* **AIM**
Copy all lines holding the word "STEC" from the entries.

* **TASK DATA**
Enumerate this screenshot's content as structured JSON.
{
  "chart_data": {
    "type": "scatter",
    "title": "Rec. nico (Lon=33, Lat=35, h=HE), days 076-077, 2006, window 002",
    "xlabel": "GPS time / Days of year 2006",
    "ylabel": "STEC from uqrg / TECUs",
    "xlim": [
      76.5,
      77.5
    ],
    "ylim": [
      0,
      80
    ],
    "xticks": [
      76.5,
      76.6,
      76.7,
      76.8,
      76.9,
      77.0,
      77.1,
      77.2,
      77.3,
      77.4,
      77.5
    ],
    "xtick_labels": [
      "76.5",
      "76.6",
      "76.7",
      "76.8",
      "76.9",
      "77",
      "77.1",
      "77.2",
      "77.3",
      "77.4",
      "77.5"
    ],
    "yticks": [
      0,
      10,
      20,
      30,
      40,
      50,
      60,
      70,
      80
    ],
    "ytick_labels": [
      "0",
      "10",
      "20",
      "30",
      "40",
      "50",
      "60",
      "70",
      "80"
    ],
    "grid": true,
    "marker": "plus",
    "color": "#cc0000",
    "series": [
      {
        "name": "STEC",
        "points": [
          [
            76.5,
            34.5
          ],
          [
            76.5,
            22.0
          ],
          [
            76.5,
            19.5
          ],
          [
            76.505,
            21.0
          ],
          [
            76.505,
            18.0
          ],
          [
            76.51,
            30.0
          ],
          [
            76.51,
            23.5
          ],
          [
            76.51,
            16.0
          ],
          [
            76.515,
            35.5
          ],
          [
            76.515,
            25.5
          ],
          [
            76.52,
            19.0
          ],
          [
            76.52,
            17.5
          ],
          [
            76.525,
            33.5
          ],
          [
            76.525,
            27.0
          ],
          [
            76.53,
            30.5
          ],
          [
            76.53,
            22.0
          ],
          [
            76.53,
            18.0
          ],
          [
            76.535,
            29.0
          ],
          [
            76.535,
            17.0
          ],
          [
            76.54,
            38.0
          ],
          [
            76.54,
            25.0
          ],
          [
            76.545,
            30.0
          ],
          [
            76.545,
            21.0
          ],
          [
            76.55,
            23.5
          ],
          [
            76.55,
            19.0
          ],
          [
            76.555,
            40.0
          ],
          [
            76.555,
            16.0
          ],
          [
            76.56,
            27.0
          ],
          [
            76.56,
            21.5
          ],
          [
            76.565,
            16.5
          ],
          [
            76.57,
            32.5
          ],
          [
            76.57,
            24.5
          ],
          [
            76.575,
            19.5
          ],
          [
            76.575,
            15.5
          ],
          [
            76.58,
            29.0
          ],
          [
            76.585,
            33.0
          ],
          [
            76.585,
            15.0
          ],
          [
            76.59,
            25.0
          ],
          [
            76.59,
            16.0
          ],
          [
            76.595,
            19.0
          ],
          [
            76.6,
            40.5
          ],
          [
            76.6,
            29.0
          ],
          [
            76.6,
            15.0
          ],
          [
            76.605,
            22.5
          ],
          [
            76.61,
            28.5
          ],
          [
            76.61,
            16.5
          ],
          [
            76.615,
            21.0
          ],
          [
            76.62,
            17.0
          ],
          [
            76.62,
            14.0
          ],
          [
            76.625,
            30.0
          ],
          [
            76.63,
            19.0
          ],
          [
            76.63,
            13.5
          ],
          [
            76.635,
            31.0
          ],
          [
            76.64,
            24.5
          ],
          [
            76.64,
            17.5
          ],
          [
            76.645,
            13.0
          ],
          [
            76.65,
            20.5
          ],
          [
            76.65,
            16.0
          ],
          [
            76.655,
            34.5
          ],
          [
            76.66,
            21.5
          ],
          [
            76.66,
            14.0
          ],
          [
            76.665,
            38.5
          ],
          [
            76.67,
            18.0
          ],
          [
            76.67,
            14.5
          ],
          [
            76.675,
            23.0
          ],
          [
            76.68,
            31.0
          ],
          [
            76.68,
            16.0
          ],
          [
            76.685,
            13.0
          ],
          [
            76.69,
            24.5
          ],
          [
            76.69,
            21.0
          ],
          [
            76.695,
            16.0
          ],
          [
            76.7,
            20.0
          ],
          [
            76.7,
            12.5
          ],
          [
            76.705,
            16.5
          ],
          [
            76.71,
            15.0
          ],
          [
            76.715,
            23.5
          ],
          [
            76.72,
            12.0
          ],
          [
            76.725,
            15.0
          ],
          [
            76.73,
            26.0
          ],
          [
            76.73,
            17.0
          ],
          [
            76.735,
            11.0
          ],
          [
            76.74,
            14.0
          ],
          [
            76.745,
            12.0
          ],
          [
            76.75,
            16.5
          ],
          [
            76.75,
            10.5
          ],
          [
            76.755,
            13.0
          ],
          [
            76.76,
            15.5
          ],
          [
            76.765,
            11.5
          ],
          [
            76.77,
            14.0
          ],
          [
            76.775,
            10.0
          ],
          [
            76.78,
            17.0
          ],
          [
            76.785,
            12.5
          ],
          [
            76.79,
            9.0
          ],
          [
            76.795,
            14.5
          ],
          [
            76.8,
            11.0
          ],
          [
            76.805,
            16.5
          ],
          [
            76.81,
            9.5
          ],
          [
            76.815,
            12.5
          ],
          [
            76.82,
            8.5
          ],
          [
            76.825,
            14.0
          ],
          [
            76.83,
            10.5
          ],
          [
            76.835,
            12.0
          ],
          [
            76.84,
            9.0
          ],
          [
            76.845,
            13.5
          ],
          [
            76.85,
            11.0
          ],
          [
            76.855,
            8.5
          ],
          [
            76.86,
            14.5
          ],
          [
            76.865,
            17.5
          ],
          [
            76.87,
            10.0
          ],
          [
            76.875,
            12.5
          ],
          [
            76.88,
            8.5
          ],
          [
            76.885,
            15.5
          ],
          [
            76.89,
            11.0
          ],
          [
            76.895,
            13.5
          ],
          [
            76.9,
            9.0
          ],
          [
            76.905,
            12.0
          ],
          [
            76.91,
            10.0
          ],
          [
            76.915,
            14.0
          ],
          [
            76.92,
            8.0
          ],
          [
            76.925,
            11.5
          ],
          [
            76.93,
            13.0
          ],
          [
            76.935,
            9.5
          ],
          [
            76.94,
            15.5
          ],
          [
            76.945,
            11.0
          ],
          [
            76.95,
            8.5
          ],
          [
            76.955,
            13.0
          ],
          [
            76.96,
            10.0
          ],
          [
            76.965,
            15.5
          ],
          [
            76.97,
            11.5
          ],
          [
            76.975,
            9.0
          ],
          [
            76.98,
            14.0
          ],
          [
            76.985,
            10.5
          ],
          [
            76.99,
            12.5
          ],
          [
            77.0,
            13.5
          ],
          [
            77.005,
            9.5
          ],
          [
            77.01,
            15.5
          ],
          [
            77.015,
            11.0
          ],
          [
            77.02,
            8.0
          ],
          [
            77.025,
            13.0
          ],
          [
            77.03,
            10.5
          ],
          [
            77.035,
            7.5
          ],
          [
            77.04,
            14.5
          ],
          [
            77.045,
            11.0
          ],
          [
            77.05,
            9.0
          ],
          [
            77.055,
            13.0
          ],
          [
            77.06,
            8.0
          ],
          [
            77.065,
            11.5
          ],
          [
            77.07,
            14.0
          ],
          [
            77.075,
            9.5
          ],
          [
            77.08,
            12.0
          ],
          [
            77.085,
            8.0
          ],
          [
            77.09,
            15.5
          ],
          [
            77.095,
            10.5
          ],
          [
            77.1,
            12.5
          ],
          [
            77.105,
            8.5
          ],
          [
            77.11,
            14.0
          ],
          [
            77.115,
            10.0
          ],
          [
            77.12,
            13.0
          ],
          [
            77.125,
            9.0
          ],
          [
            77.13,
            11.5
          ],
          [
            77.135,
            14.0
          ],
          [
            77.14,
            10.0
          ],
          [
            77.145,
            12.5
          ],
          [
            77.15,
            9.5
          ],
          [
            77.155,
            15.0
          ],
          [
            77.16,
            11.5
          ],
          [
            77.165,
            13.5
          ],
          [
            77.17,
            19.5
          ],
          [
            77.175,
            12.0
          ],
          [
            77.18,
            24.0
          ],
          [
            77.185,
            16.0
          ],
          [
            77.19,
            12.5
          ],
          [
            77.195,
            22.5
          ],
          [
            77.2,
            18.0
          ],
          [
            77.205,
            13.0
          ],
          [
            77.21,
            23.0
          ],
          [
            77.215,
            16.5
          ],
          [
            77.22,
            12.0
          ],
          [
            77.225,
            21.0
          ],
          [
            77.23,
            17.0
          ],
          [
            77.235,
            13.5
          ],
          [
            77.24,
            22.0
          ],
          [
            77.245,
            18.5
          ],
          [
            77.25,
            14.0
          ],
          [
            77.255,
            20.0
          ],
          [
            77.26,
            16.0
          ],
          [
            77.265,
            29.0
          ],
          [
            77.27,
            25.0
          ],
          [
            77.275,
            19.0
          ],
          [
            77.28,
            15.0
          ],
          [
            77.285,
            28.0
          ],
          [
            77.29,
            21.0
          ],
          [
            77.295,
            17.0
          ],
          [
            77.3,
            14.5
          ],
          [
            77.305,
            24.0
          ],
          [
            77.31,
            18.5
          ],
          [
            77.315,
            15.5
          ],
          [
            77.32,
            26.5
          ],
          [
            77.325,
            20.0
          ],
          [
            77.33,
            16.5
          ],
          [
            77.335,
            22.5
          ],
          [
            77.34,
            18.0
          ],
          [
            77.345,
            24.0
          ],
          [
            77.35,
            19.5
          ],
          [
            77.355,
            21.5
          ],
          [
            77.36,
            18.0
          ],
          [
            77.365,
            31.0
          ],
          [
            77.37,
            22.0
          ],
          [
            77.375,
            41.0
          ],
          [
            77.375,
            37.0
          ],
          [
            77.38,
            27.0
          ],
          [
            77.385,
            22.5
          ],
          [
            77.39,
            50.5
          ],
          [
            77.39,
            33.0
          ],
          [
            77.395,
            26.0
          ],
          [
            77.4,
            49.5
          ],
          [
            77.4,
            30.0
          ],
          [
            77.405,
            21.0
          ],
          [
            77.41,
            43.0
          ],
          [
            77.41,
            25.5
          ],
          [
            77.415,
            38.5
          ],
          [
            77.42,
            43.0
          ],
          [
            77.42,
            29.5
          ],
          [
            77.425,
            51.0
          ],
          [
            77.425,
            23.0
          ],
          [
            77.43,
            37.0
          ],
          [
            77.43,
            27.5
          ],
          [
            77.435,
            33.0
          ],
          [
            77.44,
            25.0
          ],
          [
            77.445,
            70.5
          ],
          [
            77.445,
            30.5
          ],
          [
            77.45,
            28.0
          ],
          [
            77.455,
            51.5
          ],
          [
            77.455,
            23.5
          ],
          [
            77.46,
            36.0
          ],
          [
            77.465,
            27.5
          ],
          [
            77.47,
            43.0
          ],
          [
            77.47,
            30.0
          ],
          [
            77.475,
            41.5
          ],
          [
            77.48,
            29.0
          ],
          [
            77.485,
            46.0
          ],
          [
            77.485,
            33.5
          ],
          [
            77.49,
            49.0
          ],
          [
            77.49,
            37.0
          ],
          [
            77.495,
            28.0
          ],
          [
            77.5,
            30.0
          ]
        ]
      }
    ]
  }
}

* **CORRECT OUTPUT**
    "ylabel": "STEC from uqrg / TECUs",
        "name": "STEC",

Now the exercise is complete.